Set exercise:
Convert every line of the records below into a JSON list of strings, one string per line, leaving out any blank lines.
— Start —
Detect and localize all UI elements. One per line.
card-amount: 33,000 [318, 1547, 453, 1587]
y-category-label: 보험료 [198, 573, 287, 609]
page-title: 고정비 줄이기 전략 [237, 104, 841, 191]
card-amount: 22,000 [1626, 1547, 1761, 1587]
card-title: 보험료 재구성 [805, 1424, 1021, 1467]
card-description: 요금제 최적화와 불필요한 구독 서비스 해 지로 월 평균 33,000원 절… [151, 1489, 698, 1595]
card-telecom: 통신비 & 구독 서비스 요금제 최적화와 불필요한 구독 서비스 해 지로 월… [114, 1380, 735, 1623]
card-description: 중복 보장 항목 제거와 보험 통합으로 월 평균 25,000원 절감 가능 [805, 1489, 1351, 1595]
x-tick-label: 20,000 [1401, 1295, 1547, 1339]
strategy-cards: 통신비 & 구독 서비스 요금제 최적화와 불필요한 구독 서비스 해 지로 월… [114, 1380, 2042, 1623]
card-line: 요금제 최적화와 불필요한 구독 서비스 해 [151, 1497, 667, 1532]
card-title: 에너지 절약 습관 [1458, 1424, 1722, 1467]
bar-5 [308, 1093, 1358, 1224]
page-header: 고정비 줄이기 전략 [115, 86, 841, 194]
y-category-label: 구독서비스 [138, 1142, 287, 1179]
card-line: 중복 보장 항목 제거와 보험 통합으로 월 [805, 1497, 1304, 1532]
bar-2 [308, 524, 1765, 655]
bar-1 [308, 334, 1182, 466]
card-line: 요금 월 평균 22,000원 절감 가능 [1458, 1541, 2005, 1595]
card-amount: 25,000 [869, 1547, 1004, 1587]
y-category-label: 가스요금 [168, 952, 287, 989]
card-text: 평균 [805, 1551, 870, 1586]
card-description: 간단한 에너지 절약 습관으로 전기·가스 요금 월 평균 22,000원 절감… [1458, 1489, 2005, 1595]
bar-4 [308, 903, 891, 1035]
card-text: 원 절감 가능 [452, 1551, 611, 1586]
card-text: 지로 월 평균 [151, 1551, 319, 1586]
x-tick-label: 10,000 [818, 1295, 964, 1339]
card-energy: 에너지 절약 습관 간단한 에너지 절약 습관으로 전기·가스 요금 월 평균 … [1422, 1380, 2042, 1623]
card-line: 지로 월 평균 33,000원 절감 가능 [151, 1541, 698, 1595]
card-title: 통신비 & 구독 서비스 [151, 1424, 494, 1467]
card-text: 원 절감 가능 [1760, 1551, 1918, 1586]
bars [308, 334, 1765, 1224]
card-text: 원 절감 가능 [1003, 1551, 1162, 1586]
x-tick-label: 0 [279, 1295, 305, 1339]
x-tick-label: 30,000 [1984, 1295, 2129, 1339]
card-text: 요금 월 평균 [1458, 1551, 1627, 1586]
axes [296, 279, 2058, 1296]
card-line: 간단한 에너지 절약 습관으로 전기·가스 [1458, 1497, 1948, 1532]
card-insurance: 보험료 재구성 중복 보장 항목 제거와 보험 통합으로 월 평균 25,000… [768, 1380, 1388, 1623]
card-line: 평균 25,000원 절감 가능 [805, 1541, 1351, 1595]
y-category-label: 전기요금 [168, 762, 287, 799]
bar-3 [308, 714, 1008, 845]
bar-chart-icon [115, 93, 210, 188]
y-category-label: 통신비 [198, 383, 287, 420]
— End —
Solved exercise:
[
  "Detect and localize all UI elements. One per line.",
  "card-amount: 33,000 [318, 1547, 453, 1587]",
  "y-category-label: 보험료 [198, 573, 287, 609]",
  "page-title: 고정비 줄이기 전략 [237, 104, 841, 191]",
  "card-amount: 22,000 [1626, 1547, 1761, 1587]",
  "card-title: 보험료 재구성 [805, 1424, 1021, 1467]",
  "card-description: 요금제 최적화와 불필요한 구독 서비스 해 지로 월 평균 33,000원 절… [151, 1489, 698, 1595]",
  "card-telecom: 통신비 & 구독 서비스 요금제 최적화와 불필요한 구독 서비스 해 지로 월… [114, 1380, 735, 1623]",
  "card-description: 중복 보장 항목 제거와 보험 통합으로 월 평균 25,000원 절감 가능 [805, 1489, 1351, 1595]",
  "x-tick-label: 20,000 [1401, 1295, 1547, 1339]",
  "strategy-cards: 통신비 & 구독 서비스 요금제 최적화와 불필요한 구독 서비스 해 지로 월… [114, 1380, 2042, 1623]",
  "card-line: 요금제 최적화와 불필요한 구독 서비스 해 [151, 1497, 667, 1532]",
  "card-title: 에너지 절약 습관 [1458, 1424, 1722, 1467]",
  "bar-5 [308, 1093, 1358, 1224]",
  "page-header: 고정비 줄이기 전략 [115, 86, 841, 194]",
  "y-category-label: 구독서비스 [138, 1142, 287, 1179]",
  "card-line: 중복 보장 항목 제거와 보험 통합으로 월 [805, 1497, 1304, 1532]",
  "bar-2 [308, 524, 1765, 655]",
  "bar-1 [308, 334, 1182, 466]",
  "card-line: 요금 월 평균 22,000원 절감 가능 [1458, 1541, 2005, 1595]",
  "card-amount: 25,000 [869, 1547, 1004, 1587]",
  "y-category-label: 가스요금 [168, 952, 287, 989]",
  "card-text: 평균 [805, 1551, 870, 1586]",
  "card-description: 간단한 에너지 절약 습관으로 전기·가스 요금 월 평균 22,000원 절감… [1458, 1489, 2005, 1595]",
  "bar-4 [308, 903, 891, 1035]",
  "card-text: 원 절감 가능 [452, 1551, 611, 1586]",
  "card-text: 지로 월 평균 [151, 1551, 319, 1586]",
  "x-tick-label: 10,000 [818, 1295, 964, 1339]",
  "card-energy: 에너지 절약 습관 간단한 에너지 절약 습관으로 전기·가스 요금 월 평균 … [1422, 1380, 2042, 1623]",
  "card-line: 지로 월 평균 33,000원 절감 가능 [151, 1541, 698, 1595]",
  "card-title: 통신비 & 구독 서비스 [151, 1424, 494, 1467]",
  "card-text: 원 절감 가능 [1760, 1551, 1918, 1586]",
  "bars [308, 334, 1765, 1224]",
  "card-text: 원 절감 가능 [1003, 1551, 1162, 1586]",
  "x-tick-label: 0 [279, 1295, 305, 1339]",
  "x-tick-label: 30,000 [1984, 1295, 2129, 1339]",
  "card-text: 요금 월 평균 [1458, 1551, 1627, 1586]",
  "axes [296, 279, 2058, 1296]",
  "card-line: 간단한 에너지 절약 습관으로 전기·가스 [1458, 1497, 1948, 1532]",
  "card-insurance: 보험료 재구성 중복 보장 항목 제거와 보험 통합으로 월 평균 25,000… [768, 1380, 1388, 1623]",
  "card-line: 평균 25,000원 절감 가능 [805, 1541, 1351, 1595]",
  "y-category-label: 전기요금 [168, 762, 287, 799]",
  "bar-3 [308, 714, 1008, 845]",
  "bar-chart-icon [115, 93, 210, 188]",
  "y-category-label: 통신비 [198, 383, 287, 420]"
]